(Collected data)

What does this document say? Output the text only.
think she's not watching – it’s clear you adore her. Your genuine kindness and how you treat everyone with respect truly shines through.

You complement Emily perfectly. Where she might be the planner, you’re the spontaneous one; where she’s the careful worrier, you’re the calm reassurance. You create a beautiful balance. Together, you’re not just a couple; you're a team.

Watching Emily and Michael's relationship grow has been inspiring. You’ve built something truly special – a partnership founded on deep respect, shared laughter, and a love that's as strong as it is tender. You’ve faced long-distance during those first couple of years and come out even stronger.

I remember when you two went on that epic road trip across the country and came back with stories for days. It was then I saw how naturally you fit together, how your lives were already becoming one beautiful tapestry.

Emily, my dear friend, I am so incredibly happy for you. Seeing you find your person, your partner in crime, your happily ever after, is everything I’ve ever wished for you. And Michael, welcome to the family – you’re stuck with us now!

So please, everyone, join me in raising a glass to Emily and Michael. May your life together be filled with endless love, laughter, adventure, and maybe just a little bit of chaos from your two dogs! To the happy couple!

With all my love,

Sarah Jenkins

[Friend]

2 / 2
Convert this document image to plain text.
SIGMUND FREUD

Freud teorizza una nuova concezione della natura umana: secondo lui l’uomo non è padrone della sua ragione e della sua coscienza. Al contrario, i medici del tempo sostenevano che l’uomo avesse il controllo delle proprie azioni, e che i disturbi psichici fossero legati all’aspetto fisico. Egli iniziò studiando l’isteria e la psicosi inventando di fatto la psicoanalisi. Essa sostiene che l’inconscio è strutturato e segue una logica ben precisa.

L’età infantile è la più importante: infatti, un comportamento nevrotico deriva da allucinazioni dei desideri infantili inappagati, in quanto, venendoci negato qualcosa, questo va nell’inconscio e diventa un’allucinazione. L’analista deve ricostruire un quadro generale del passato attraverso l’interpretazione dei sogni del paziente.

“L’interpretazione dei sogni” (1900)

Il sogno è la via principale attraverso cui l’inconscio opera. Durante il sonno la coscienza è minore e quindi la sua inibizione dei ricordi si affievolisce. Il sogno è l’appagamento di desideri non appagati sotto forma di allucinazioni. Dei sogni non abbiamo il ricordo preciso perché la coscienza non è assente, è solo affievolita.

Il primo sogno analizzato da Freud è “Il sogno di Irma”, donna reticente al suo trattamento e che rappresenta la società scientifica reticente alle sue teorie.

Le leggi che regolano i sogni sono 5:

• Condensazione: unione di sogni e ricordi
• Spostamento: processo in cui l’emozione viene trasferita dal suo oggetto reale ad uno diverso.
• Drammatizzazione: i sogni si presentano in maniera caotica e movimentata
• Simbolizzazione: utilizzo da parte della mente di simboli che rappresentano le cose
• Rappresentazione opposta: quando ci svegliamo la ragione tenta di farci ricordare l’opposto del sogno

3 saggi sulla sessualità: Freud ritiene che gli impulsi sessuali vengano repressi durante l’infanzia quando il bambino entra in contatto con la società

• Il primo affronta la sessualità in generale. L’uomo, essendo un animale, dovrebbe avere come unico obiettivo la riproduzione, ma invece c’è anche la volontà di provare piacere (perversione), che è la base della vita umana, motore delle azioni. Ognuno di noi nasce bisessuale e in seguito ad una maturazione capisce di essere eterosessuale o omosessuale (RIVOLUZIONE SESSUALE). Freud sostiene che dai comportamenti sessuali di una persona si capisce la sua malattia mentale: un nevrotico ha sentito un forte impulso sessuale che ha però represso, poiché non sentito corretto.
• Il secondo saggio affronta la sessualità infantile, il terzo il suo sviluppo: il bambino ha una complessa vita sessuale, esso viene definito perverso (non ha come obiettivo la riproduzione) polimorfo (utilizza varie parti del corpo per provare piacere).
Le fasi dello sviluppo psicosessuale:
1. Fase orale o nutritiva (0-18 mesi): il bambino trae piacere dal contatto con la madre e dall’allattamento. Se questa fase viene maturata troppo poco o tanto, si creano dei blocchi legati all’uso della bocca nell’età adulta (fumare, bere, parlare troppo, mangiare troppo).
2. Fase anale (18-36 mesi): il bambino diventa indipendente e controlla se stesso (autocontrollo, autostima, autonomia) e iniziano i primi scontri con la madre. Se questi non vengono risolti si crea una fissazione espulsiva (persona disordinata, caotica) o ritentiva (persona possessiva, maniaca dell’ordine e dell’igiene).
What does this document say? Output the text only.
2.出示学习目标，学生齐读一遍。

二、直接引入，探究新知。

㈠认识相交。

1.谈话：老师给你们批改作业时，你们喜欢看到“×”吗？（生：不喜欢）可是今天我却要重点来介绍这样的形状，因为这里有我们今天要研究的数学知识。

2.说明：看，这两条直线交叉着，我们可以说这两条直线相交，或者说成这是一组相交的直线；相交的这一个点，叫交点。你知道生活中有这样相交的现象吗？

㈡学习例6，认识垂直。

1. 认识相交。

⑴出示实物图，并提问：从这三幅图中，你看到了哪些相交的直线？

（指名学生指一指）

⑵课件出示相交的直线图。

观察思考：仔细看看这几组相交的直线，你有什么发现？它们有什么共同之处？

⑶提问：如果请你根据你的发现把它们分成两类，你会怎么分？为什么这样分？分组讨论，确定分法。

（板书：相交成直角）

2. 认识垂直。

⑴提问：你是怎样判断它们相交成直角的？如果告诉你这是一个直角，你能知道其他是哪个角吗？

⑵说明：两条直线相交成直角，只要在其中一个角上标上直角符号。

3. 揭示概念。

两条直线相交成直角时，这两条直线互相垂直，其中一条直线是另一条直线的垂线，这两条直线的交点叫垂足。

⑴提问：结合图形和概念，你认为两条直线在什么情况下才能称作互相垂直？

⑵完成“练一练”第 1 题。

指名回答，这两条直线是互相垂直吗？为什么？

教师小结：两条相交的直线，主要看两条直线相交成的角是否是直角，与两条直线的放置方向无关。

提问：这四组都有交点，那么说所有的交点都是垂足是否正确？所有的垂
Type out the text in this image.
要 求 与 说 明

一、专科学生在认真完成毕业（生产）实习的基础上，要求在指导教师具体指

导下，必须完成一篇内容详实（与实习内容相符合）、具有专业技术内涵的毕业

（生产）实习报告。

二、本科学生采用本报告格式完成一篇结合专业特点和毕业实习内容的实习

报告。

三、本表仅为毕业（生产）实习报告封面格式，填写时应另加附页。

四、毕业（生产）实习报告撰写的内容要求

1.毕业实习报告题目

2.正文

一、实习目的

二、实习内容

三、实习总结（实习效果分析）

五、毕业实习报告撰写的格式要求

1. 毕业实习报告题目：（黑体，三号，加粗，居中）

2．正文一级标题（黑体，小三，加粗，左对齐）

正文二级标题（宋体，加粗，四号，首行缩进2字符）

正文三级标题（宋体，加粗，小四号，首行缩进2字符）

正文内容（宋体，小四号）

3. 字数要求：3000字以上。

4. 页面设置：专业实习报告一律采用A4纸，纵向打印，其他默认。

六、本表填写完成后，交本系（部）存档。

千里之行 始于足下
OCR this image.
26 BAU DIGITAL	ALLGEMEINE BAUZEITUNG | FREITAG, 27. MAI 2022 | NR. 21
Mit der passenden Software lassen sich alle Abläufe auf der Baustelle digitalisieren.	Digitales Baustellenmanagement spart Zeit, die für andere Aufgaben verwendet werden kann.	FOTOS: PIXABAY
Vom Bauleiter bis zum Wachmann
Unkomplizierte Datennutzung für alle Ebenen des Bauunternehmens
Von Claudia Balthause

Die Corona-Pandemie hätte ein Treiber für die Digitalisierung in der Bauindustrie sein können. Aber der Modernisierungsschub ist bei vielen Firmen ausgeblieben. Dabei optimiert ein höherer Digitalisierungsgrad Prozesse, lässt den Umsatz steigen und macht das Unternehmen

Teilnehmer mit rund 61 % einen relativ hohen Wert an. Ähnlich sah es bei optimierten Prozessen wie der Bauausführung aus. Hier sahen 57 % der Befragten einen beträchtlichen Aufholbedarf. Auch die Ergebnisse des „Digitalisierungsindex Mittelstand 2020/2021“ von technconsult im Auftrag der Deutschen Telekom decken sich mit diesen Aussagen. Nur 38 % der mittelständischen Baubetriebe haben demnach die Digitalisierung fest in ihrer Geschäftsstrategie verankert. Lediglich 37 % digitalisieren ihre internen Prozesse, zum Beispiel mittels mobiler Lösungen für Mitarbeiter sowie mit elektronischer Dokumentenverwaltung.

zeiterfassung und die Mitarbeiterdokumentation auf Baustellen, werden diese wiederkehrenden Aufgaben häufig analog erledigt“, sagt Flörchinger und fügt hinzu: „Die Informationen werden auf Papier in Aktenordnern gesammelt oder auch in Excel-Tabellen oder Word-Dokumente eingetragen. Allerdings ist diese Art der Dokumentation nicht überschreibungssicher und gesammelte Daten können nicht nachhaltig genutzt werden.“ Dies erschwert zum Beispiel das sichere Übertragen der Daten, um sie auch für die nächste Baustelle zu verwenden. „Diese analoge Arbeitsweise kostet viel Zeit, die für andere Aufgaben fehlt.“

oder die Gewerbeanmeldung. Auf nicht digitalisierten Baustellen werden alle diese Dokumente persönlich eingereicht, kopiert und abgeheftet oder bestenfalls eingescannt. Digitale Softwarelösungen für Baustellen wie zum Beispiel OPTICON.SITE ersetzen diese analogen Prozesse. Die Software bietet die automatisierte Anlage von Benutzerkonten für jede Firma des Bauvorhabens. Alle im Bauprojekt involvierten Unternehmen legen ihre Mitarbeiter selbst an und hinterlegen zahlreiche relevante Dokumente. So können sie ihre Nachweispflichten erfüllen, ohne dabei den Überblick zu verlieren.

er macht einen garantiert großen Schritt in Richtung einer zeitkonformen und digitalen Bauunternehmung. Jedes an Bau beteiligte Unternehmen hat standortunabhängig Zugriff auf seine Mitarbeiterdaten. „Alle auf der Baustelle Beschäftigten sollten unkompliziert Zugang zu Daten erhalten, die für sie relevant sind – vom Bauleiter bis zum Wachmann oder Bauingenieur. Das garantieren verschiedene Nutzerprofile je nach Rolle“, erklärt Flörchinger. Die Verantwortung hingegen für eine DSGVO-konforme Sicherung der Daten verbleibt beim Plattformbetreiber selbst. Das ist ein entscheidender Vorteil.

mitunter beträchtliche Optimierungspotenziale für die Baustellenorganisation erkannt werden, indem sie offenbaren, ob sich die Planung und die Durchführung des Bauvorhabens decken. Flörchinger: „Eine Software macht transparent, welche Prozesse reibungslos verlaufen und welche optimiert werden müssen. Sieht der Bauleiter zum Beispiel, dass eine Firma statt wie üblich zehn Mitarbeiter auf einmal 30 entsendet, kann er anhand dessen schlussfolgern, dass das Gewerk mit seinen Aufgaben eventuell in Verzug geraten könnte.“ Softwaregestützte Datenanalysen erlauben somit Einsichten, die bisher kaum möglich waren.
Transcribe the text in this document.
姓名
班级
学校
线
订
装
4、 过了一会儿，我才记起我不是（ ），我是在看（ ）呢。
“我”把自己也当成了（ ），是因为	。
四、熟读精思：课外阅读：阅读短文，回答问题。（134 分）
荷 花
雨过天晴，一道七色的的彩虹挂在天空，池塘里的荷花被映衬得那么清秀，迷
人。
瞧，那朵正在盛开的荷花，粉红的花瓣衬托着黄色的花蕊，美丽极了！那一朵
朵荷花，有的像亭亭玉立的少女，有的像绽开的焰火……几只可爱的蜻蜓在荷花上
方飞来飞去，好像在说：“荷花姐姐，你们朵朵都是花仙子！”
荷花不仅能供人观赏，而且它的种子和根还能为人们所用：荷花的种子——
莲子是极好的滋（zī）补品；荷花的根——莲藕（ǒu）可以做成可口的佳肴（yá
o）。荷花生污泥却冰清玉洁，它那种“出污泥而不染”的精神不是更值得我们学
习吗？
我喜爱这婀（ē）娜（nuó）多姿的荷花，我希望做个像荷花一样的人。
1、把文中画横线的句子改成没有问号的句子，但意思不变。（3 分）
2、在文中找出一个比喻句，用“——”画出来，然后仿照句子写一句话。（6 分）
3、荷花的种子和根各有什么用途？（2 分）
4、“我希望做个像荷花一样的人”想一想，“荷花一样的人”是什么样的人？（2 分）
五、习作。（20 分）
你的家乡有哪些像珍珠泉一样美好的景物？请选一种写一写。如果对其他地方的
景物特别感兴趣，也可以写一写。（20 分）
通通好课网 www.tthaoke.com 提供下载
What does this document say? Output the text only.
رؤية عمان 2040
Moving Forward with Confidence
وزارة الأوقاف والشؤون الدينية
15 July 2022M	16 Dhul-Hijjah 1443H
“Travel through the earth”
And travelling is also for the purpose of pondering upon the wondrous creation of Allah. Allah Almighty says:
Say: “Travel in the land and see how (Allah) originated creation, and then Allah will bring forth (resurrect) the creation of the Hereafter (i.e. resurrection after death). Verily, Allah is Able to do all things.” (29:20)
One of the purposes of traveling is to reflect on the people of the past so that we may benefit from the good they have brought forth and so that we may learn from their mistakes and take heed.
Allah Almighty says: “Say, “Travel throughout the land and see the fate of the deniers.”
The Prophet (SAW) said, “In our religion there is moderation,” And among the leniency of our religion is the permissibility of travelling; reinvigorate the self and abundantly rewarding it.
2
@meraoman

_Required task_: From the listing above, pick out every line containing "sessualità".

_Reply to the exercise_:
3 saggi sulla sessualità: Freud ritiene che gli impulsi sessuali vengano repressi durante l’infanzia quando il bambino entra in contatto con la società
• Il primo affronta la sessualità in generale. L’uomo, essendo un animale, dovrebbe avere come unico obiettivo la riproduzione, ma invece c’è anche la volontà di provare piacere (perversione), che è la base della vita umana, motore delle azioni. Ognuno di noi nasce bisessuale e in seguito ad una maturazione capisce di essere eterosessuale o omosessuale (RIVOLUZIONE SESSUALE). Freud sostiene che dai comportamenti sessuali di una persona si capisce la sua malattia mentale: un nevrotico ha sentito un forte impulso sessuale che ha però represso, poiché non sentito corretto.
• Il secondo saggio affronta la sessualità infantile, il terzo il suo sviluppo: il bambino ha una complessa vita sessuale, esso viene definito perverso (non ha come obiettivo la riproduzione) polimorfo (utilizza varie parti del corpo per provare piacere).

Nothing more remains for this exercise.